### Materials provided
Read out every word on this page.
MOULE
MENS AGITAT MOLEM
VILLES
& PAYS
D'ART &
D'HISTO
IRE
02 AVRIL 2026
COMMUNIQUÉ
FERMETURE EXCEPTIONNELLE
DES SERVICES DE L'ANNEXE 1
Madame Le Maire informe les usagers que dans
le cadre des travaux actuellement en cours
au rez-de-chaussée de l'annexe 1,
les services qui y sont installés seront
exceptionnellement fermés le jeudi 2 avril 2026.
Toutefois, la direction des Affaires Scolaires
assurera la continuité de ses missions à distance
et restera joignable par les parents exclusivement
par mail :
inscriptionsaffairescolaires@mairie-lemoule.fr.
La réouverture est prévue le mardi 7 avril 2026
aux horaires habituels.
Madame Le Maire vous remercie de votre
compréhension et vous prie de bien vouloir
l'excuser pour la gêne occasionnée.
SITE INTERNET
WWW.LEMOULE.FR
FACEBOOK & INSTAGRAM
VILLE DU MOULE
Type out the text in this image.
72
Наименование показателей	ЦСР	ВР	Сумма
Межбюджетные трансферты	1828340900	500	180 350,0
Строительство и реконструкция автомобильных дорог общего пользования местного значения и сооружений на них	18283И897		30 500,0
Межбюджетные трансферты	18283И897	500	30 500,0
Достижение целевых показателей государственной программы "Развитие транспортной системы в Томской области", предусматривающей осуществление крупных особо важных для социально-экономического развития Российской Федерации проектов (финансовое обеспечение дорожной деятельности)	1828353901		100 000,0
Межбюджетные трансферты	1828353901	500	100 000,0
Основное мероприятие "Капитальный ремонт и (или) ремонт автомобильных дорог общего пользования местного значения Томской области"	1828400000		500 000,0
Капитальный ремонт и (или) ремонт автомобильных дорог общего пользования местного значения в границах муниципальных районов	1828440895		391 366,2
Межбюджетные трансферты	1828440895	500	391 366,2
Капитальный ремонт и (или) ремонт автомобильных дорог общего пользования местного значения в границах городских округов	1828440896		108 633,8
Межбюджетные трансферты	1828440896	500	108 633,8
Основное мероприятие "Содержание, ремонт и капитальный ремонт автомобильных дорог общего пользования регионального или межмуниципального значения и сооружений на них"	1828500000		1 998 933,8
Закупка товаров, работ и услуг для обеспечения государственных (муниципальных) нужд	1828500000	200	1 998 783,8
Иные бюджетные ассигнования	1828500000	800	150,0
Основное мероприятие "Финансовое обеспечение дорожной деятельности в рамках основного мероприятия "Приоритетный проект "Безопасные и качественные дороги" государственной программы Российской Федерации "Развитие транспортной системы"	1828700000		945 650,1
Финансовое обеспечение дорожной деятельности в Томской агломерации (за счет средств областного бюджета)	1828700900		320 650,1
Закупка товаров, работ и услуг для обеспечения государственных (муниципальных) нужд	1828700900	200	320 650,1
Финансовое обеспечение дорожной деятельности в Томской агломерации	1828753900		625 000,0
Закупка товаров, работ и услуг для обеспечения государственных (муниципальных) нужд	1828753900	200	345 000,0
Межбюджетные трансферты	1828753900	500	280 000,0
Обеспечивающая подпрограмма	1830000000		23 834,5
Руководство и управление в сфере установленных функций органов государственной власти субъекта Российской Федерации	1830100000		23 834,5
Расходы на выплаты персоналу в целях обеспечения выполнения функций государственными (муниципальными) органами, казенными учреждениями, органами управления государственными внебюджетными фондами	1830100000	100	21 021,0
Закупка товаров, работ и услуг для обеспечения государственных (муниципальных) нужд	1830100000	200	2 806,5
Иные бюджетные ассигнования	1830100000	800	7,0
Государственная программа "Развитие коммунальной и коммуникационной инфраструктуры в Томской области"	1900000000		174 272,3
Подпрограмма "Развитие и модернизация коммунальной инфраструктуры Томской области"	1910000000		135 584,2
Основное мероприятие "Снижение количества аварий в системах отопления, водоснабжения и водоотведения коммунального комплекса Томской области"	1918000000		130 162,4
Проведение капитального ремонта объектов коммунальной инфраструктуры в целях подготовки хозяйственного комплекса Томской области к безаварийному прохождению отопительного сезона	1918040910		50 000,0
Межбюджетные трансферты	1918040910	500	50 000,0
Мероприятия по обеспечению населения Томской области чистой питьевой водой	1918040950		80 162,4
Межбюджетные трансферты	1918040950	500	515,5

### What is required
Print every line of the records exactly. Omit nothing.

### Exercise output
Read out every word on this page.
MOULE
MENS AGITAT MOLEM
VILLES
& PAYS
D'ART &
D'HISTO
IRE
02 AVRIL 2026
COMMUNIQUÉ
FERMETURE EXCEPTIONNELLE
DES SERVICES DE L'ANNEXE 1
Madame Le Maire informe les usagers que dans
le cadre des travaux actuellement en cours
au rez-de-chaussée de l'annexe 1,
les services qui y sont installés seront
exceptionnellement fermés le jeudi 2 avril 2026.
Toutefois, la direction des Affaires Scolaires
assurera la continuité de ses missions à distance
et restera joignable par les parents exclusivement
par mail :
inscriptionsaffairescolaires@mairie-lemoule.fr.
La réouverture est prévue le mardi 7 avril 2026
aux horaires habituels.
Madame Le Maire vous remercie de votre
compréhension et vous prie de bien vouloir
l'excuser pour la gêne occasionnée.
SITE INTERNET
WWW.LEMOULE.FR
FACEBOOK & INSTAGRAM
VILLE DU MOULE
Type out the text in this image.
72
Наименование показателей	ЦСР	ВР	Сумма
Межбюджетные трансферты	1828340900	500	180 350,0
Строительство и реконструкция автомобильных дорог общего пользования местного значения и сооружений на них	18283И897		30 500,0
Межбюджетные трансферты	18283И897	500	30 500,0
Достижение целевых показателей государственной программы "Развитие транспортной системы в Томской области", предусматривающей осуществление крупных особо важных для социально-экономического развития Российской Федерации проектов (финансовое обеспечение дорожной деятельности)	1828353901		100 000,0
Межбюджетные трансферты	1828353901	500	100 000,0
Основное мероприятие "Капитальный ремонт и (или) ремонт автомобильных дорог общего пользования местного значения Томской области"	1828400000		500 000,0
Капитальный ремонт и (или) ремонт автомобильных дорог общего пользования местного значения в границах муниципальных районов	1828440895		391 366,2
Межбюджетные трансферты	1828440895	500	391 366,2
Капитальный ремонт и (или) ремонт автомобильных дорог общего пользования местного значения в границах городских округов	1828440896		108 633,8
Межбюджетные трансферты	1828440896	500	108 633,8
Основное мероприятие "Содержание, ремонт и капитальный ремонт автомобильных дорог общего пользования регионального или межмуниципального значения и сооружений на них"	1828500000		1 998 933,8
Закупка товаров, работ и услуг для обеспечения государственных (муниципальных) нужд	1828500000	200	1 998 783,8
Иные бюджетные ассигнования	1828500000	800	150,0
Основное мероприятие "Финансовое обеспечение дорожной деятельности в рамках основного мероприятия "Приоритетный проект "Безопасные и качественные дороги" государственной программы Российской Федерации "Развитие транспортной системы"	1828700000		945 650,1
Финансовое обеспечение дорожной деятельности в Томской агломерации (за счет средств областного бюджета)	1828700900		320 650,1
Закупка товаров, работ и услуг для обеспечения государственных (муниципальных) нужд	1828700900	200	320 650,1
Финансовое обеспечение дорожной деятельности в Томской агломерации	1828753900		625 000,0
Закупка товаров, работ и услуг для обеспечения государственных (муниципальных) нужд	1828753900	200	345 000,0
Межбюджетные трансферты	1828753900	500	280 000,0
Обеспечивающая подпрограмма	1830000000		23 834,5
Руководство и управление в сфере установленных функций органов государственной власти субъекта Российской Федерации	1830100000		23 834,5
Расходы на выплаты персоналу в целях обеспечения выполнения функций государственными (муниципальными) органами, казенными учреждениями, органами управления государственными внебюджетными фондами	1830100000	100	21 021,0
Закупка товаров, работ и услуг для обеспечения государственных (муниципальных) нужд	1830100000	200	2 806,5
Иные бюджетные ассигнования	1830100000	800	7,0
Государственная программа "Развитие коммунальной и коммуникационной инфраструктуры в Томской области"	1900000000		174 272,3
Подпрограмма "Развитие и модернизация коммунальной инфраструктуры Томской области"	1910000000		135 584,2
Основное мероприятие "Снижение количества аварий в системах отопления, водоснабжения и водоотведения коммунального комплекса Томской области"	1918000000		130 162,4
Проведение капитального ремонта объектов коммунальной инфраструктуры в целях подготовки хозяйственного комплекса Томской области к безаварийному прохождению отопительного сезона	1918040910		50 000,0
Межбюджетные трансферты	1918040910	500	50 000,0
Мероприятия по обеспечению населения Томской области чистой питьевой водой	1918040950		80 162,4
Межбюджетные трансферты	1918040950	500	515,5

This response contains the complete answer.